DIRECTIONS FOR THIS TASK - Please copy these items line by line, leaving out the pictures.

RECORDS SUPPLIED -
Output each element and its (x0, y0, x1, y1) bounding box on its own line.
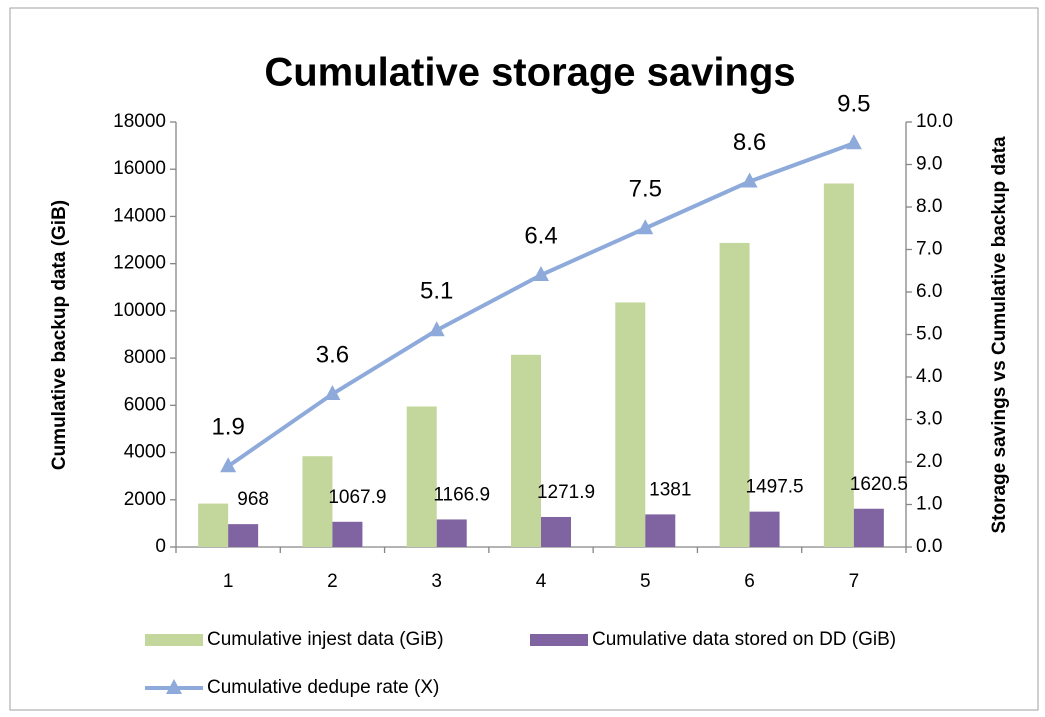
legend-swatch (530, 634, 588, 646)
x-tick-label: 4 (536, 571, 547, 592)
y2-tick-label: 4.0 (916, 366, 942, 387)
y2-tick-label: 1.0 (916, 494, 942, 515)
y2-tick-label: 0.0 (916, 536, 942, 557)
y-tick-label: 10000 (113, 300, 166, 321)
data-label: 9.5 (837, 91, 870, 118)
bar (853, 508, 884, 547)
data-label: 1497.5 (746, 477, 804, 498)
bar (332, 521, 363, 547)
y2-tick-label: 5.0 (916, 324, 942, 345)
bar (823, 183, 854, 547)
y2-tick-label: 3.0 (916, 409, 942, 430)
data-label: 6.4 (524, 222, 557, 249)
bar (511, 354, 541, 547)
line-marker (220, 457, 237, 473)
line-marker (533, 266, 549, 281)
bar (615, 302, 646, 547)
y-tick-label: 8000 (124, 347, 166, 368)
legend-marker (166, 679, 182, 694)
data-label: 5.1 (420, 278, 453, 305)
y-tick-label: 18000 (113, 111, 166, 132)
line-marker (428, 321, 445, 337)
legend-swatch (145, 634, 203, 646)
x-tick-label: 2 (327, 571, 338, 592)
x-tick-label: 7 (849, 571, 860, 592)
y-tick-label: 4000 (124, 442, 166, 463)
line-marker (637, 219, 654, 235)
data-label: 1381 (649, 479, 691, 500)
y2-tick-label: 10.0 (916, 111, 953, 132)
y2-axis-label: Storage savings vs Cumulative backup dat… (989, 136, 1010, 533)
y2-tick-label: 8.0 (916, 196, 942, 217)
line-marker (324, 385, 341, 400)
x-tick-label: 1 (223, 571, 234, 592)
chart-frame (9, 7, 1039, 711)
x-tick-label: 6 (744, 571, 755, 592)
y2-tick-label: 2.0 (916, 451, 942, 472)
data-label: 1.9 (211, 414, 244, 441)
data-label: 1166.9 (433, 484, 490, 505)
y2-tick-label: 7.0 (916, 239, 942, 260)
y-tick-label: 2000 (124, 489, 166, 510)
data-label: 3.6 (316, 341, 349, 368)
bar (541, 516, 571, 547)
line-marker (741, 172, 758, 188)
y2-tick-label: 6.0 (916, 281, 942, 302)
legend-label: Cumulative data stored on DD (GiB) (592, 629, 896, 650)
y-tick-label: 14000 (113, 205, 166, 226)
y-axis-label: Cumulative backup data (GiB) (49, 200, 70, 470)
x-tick-label: 5 (640, 571, 651, 592)
bar (302, 456, 333, 547)
legend-label: Cumulative injest data (GiB) (207, 629, 444, 650)
legend-label: Cumulative dedupe rate (X) (207, 677, 439, 698)
x-tick-label: 3 (431, 571, 442, 592)
data-label: 7.5 (629, 176, 662, 203)
data-label: 8.6 (733, 129, 766, 156)
data-label: 1271.9 (537, 482, 595, 503)
data-label: 1620.5 (850, 474, 908, 495)
y-tick-label: 16000 (113, 158, 166, 179)
y-tick-label: 6000 (124, 394, 166, 415)
y-tick-label: 0 (155, 536, 166, 557)
bar (749, 511, 780, 547)
y2-tick-label: 9.0 (916, 154, 942, 175)
line-marker (845, 134, 862, 150)
data-label: 1067.9 (328, 487, 386, 508)
chart-title: Cumulative storage savings (264, 51, 795, 95)
bar (198, 503, 229, 547)
data-label: 968 (237, 489, 269, 510)
y-tick-label: 12000 (113, 253, 166, 274)
bar (645, 514, 676, 547)
bar (719, 242, 750, 547)
bar (436, 519, 467, 547)
bar (406, 406, 437, 547)
bar (228, 524, 259, 547)
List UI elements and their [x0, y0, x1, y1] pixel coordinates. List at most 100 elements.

RESPONSE TO THE TASK -
Output each element and its (x0, y0, x1, y1) bounding box on its own line.
legend-swatch (530, 634, 588, 646)
x-tick-label: 4 (536, 571, 547, 592)
y2-tick-label: 4.0 (916, 366, 942, 387)
y2-tick-label: 1.0 (916, 494, 942, 515)
y2-tick-label: 0.0 (916, 536, 942, 557)
y-tick-label: 10000 (113, 300, 166, 321)
data-label: 9.5 (837, 91, 870, 118)
bar (853, 508, 884, 547)
data-label: 1497.5 (746, 477, 804, 498)
bar (332, 521, 363, 547)
y2-tick-label: 5.0 (916, 324, 942, 345)
bar (823, 183, 854, 547)
y2-tick-label: 3.0 (916, 409, 942, 430)
data-label: 6.4 (524, 222, 557, 249)
bar (511, 354, 541, 547)
line-marker (220, 457, 237, 473)
line-marker (533, 266, 549, 281)
bar (615, 302, 646, 547)
y-tick-label: 8000 (124, 347, 166, 368)
legend-marker (166, 679, 182, 694)
data-label: 5.1 (420, 278, 453, 305)
y-tick-label: 18000 (113, 111, 166, 132)
line-marker (428, 321, 445, 337)
legend-swatch (145, 634, 203, 646)
x-tick-label: 2 (327, 571, 338, 592)
x-tick-label: 7 (849, 571, 860, 592)
y-tick-label: 4000 (124, 442, 166, 463)
line-marker (637, 219, 654, 235)
data-label: 1381 (649, 479, 691, 500)
y2-tick-label: 10.0 (916, 111, 953, 132)
y2-axis-label: Storage savings vs Cumulative backup dat… (989, 136, 1010, 533)
y2-tick-label: 8.0 (916, 196, 942, 217)
line-marker (324, 385, 341, 400)
x-tick-label: 1 (223, 571, 234, 592)
chart-frame (9, 7, 1039, 711)
x-tick-label: 6 (744, 571, 755, 592)
y2-tick-label: 2.0 (916, 451, 942, 472)
data-label: 1.9 (211, 414, 244, 441)
data-label: 1166.9 (433, 484, 490, 505)
y2-tick-label: 7.0 (916, 239, 942, 260)
y-tick-label: 2000 (124, 489, 166, 510)
data-label: 3.6 (316, 341, 349, 368)
bar (541, 516, 571, 547)
line-marker (741, 172, 758, 188)
y2-tick-label: 6.0 (916, 281, 942, 302)
legend-label: Cumulative data stored on DD (GiB) (592, 629, 896, 650)
y-tick-label: 14000 (113, 205, 166, 226)
y-axis-label: Cumulative backup data (GiB) (49, 200, 70, 470)
x-tick-label: 5 (640, 571, 651, 592)
bar (302, 456, 333, 547)
legend-label: Cumulative injest data (GiB) (207, 629, 444, 650)
legend-label: Cumulative dedupe rate (X) (207, 677, 439, 698)
x-tick-label: 3 (431, 571, 442, 592)
data-label: 7.5 (629, 176, 662, 203)
data-label: 8.6 (733, 129, 766, 156)
data-label: 1271.9 (537, 482, 595, 503)
data-label: 1620.5 (850, 474, 908, 495)
y-tick-label: 16000 (113, 158, 166, 179)
y-tick-label: 6000 (124, 394, 166, 415)
y-tick-label: 0 (155, 536, 166, 557)
bar (749, 511, 780, 547)
y2-tick-label: 9.0 (916, 154, 942, 175)
line-marker (845, 134, 862, 150)
data-label: 1067.9 (328, 487, 386, 508)
chart-title: Cumulative storage savings (264, 51, 795, 95)
bar (198, 503, 229, 547)
data-label: 968 (237, 489, 269, 510)
y-tick-label: 12000 (113, 253, 166, 274)
bar (645, 514, 676, 547)
bar (719, 242, 750, 547)
bar (436, 519, 467, 547)
bar (406, 406, 437, 547)
bar (228, 524, 259, 547)
List UI elements and their [x0, y0, x1, y1] pixel coordinates. List at most 100 elements.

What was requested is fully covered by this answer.